→ **Extract provided**:
Reduce phase → results are aggregated.
def find_chunk_boundaries(
file: BinaryIO,
desired_num_chunks: int,
split_special_token: bytes
) -> list[int]:
"""
Find safe chunk boundaries in a file for parallel pre-tokenization.
Ensures we don't split in the middle of a document.
"""
assert isinstance(split_special_token, bytes), "split_special_token must be bytes"
file.seek(0, os.SEEK_END)
file_size = file.tell()
file.seek(0)
chunk_size = file_size // desired_num_chunks
chunk_boundaries = [i * chunk_size for i in range(desired_num_chunks + 1)]
chunk_boundaries[-1] = file_size
mini_chunk_size = 4096 # read-ahead buffer
for bi in range(1, len(chunk_boundaries) - 1):
pos = chunk_boundaries[bi]
file.seek(pos)
while True:
mini_chunk = file.read(mini_chunk_size)
if not mini_chunk: # reached EOF
chunk_boundaries[bi] = file_size
break
found_at = mini_chunk.find(split_special_token)
if found_at != -1:
chunk_boundaries[bi] = pos + found_at
break
pos += mini_chunk_size
return sorted(set(chunk_boundaries))
def process_chunk(args):
"""Worker function: tokenize a file chunk and count token frequencies."""
filename, start, end = args
counts = defaultdict(int)
with open(filename, "rb") as f:
f.seek(start)
chunk = f.read(end - start).decode("utf-8", errors="ignore")
docs = re.split(re.escape(SPECIAL_TOKEN), chunk)
for doc in docs:
for match in TOKENIZER.finditer(doc):
token = match.group()
counts[token] += 1
return counts
def merge_counts(dicts):
"""Reducer: merge token frequency dictionaries from different workers."""
merged = defaultdict(int)
for d in dicts:
for k, v in d.items():
merged[k] += v
return merged
def run_pre_tokenization_parallel(filename: str, num_processes: int = 4):
"""Run pre-tokenization in parallel across file chunks."""

→ **Directions**:
(A) Answer these about the code excerpt:
(i) What value is mini_chunk_size set to?
(ii) What does the docstring of merge_counts call that function?
(iii) What default value does num_processes have in run_pre_tokenization_parallel?
(B) Rewrite the part of the code excerpt that opens with the words containing "Find safe chunk" and closes with "file_size = file.tell()", replacing "document" with "line".
Answer using only the text, not the records.

→ **Data to examine**:
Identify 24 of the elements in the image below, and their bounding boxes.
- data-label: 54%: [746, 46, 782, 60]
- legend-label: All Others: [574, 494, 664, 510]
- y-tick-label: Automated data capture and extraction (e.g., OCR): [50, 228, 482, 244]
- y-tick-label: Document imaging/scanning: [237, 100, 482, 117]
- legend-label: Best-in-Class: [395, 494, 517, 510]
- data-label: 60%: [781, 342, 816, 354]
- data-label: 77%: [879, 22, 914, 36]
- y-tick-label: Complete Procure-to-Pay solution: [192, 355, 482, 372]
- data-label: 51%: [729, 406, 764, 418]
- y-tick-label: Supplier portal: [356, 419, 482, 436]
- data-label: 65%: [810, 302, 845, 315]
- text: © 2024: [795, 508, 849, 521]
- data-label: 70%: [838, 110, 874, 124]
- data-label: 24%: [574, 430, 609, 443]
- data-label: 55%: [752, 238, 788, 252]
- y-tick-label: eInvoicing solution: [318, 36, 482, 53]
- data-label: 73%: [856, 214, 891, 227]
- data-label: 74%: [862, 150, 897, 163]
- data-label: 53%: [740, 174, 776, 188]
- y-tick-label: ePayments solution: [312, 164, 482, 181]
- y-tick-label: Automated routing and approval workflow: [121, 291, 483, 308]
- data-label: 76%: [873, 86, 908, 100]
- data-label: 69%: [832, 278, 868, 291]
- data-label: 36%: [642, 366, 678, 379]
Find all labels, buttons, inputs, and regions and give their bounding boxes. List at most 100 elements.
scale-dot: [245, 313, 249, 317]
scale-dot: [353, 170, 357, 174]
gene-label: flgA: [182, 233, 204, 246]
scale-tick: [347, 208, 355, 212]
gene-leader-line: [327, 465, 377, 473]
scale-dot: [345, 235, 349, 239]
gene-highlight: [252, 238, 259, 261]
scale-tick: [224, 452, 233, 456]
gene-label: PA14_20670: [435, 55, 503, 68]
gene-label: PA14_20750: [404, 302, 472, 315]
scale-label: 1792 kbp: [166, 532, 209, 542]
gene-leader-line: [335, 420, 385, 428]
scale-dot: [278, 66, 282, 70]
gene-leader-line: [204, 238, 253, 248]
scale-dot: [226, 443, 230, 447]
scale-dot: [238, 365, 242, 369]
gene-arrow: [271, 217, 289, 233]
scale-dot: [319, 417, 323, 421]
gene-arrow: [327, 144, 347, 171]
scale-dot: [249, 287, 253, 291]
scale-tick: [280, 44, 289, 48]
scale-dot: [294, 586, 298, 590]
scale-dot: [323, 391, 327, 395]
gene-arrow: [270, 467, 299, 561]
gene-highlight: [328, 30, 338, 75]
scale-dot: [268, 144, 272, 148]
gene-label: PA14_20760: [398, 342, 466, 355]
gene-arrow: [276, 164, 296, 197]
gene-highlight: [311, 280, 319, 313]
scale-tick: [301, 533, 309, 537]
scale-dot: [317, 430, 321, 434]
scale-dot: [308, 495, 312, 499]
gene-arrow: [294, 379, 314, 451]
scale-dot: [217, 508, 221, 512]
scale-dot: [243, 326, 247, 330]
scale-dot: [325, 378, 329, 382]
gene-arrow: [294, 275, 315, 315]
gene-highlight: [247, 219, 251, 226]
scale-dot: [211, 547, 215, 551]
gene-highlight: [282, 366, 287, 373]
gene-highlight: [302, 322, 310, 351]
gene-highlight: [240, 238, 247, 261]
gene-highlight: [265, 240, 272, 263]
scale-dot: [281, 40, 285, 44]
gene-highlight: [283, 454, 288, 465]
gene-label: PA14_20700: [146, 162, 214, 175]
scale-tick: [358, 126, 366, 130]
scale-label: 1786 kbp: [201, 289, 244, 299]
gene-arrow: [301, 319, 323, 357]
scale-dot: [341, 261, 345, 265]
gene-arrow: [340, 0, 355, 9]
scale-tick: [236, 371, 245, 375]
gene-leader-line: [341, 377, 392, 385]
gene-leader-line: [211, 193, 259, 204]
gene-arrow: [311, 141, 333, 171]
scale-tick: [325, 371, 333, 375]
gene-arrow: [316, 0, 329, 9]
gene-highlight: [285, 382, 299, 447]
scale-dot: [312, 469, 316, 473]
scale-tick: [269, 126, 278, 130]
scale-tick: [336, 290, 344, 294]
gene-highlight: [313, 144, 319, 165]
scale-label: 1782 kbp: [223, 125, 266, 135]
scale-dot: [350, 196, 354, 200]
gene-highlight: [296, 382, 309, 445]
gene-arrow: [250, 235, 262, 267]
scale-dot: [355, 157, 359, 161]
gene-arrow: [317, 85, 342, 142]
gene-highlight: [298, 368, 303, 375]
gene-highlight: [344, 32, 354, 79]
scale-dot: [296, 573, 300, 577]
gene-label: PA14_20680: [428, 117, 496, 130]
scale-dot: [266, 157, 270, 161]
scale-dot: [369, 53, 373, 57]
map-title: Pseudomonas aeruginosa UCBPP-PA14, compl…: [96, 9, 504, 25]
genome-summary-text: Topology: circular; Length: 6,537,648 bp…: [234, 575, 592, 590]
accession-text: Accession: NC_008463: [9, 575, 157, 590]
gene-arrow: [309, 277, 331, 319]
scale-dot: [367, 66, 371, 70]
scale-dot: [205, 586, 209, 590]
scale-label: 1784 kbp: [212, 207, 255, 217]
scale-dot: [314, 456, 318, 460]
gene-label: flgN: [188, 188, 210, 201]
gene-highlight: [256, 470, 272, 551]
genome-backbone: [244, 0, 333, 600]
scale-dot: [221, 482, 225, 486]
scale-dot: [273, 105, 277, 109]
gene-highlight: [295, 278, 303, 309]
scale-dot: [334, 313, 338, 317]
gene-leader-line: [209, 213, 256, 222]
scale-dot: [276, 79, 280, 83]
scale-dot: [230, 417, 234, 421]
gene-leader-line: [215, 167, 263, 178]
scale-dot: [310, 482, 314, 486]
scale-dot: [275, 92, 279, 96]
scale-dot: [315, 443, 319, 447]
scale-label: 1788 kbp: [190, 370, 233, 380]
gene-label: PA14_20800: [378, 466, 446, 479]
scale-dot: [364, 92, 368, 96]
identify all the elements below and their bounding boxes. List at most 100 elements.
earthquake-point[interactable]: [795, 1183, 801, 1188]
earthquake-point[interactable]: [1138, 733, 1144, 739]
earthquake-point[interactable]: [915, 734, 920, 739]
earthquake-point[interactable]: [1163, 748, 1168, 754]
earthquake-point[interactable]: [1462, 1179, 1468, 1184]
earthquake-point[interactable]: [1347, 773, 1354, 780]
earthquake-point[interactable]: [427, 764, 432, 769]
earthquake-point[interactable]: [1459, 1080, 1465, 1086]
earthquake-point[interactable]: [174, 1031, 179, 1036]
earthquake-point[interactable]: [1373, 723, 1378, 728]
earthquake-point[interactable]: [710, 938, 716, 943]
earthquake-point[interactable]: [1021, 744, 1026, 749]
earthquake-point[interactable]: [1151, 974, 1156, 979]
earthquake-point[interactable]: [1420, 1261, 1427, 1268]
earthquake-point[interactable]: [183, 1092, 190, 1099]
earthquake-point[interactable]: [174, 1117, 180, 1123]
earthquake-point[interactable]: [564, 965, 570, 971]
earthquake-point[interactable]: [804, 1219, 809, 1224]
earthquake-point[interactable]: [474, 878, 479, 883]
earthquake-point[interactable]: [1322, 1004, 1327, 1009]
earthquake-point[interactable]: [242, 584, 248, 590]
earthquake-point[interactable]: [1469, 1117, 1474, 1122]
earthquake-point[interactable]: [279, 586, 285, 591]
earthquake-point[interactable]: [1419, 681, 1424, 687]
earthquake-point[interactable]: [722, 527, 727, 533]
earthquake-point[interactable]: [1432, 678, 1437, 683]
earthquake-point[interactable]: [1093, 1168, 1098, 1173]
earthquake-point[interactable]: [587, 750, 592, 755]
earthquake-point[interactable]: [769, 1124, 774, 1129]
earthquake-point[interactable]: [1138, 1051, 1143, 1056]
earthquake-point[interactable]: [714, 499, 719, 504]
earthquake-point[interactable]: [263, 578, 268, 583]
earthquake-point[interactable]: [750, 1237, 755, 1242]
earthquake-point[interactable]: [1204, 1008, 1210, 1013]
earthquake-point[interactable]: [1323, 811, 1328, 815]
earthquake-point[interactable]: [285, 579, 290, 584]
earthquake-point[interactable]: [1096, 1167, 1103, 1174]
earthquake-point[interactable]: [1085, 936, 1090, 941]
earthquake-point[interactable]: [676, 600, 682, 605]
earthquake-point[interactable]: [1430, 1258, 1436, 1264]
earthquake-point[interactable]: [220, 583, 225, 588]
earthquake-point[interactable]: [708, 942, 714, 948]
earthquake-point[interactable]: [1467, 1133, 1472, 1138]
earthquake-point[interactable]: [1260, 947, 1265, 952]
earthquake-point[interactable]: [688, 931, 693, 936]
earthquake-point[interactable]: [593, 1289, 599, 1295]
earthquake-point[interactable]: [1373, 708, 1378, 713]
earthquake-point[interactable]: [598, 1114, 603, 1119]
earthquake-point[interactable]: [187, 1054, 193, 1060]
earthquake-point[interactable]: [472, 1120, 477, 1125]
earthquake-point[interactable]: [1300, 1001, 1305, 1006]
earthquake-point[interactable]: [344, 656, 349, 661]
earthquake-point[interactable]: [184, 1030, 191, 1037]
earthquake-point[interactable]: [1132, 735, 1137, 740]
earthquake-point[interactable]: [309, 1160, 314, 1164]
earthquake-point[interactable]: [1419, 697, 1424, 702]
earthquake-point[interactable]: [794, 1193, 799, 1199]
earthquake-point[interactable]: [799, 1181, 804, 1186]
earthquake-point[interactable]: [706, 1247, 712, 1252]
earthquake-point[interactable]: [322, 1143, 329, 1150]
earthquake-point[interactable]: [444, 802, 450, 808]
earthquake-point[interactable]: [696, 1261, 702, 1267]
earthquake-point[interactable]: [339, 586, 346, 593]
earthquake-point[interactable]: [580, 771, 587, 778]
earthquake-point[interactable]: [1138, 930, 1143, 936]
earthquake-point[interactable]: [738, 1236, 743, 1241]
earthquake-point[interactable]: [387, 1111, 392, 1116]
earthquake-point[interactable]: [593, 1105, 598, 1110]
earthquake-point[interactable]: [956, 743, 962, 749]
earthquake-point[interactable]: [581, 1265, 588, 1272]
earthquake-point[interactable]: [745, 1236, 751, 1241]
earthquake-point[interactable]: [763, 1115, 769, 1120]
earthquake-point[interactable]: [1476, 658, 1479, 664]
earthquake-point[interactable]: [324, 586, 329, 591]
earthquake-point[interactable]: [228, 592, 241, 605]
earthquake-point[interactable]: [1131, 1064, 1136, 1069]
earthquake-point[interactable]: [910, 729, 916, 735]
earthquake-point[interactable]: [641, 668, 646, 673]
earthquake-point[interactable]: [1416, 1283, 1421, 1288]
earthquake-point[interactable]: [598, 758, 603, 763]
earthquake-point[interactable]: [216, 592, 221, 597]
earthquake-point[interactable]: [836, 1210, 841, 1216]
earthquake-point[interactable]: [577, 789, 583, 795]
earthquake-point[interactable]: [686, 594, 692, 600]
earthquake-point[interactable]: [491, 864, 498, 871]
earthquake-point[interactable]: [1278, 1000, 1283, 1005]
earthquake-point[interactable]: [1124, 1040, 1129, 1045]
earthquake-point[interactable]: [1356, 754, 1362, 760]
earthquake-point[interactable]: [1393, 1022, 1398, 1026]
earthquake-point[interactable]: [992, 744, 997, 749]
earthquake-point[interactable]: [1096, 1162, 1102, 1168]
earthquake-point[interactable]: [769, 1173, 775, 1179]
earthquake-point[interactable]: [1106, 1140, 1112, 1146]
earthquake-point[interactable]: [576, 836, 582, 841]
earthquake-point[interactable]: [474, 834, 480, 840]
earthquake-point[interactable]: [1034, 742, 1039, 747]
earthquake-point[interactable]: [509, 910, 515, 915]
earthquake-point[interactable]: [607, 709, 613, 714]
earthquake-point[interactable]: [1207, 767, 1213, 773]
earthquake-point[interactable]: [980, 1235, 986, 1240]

→ **Results of the tasks**:
(A)
(i) 4096
(ii) Reducer
(iii) 4

(B)
Find safe chunk boundaries in a file for parallel pre-tokenization.
Ensures we don't split in the middle of a line.
"""
assert isinstance(split_special_token, bytes), "split_special_token must be bytes"
file.seek(0, os.SEEK_END)
file_size = file.tell()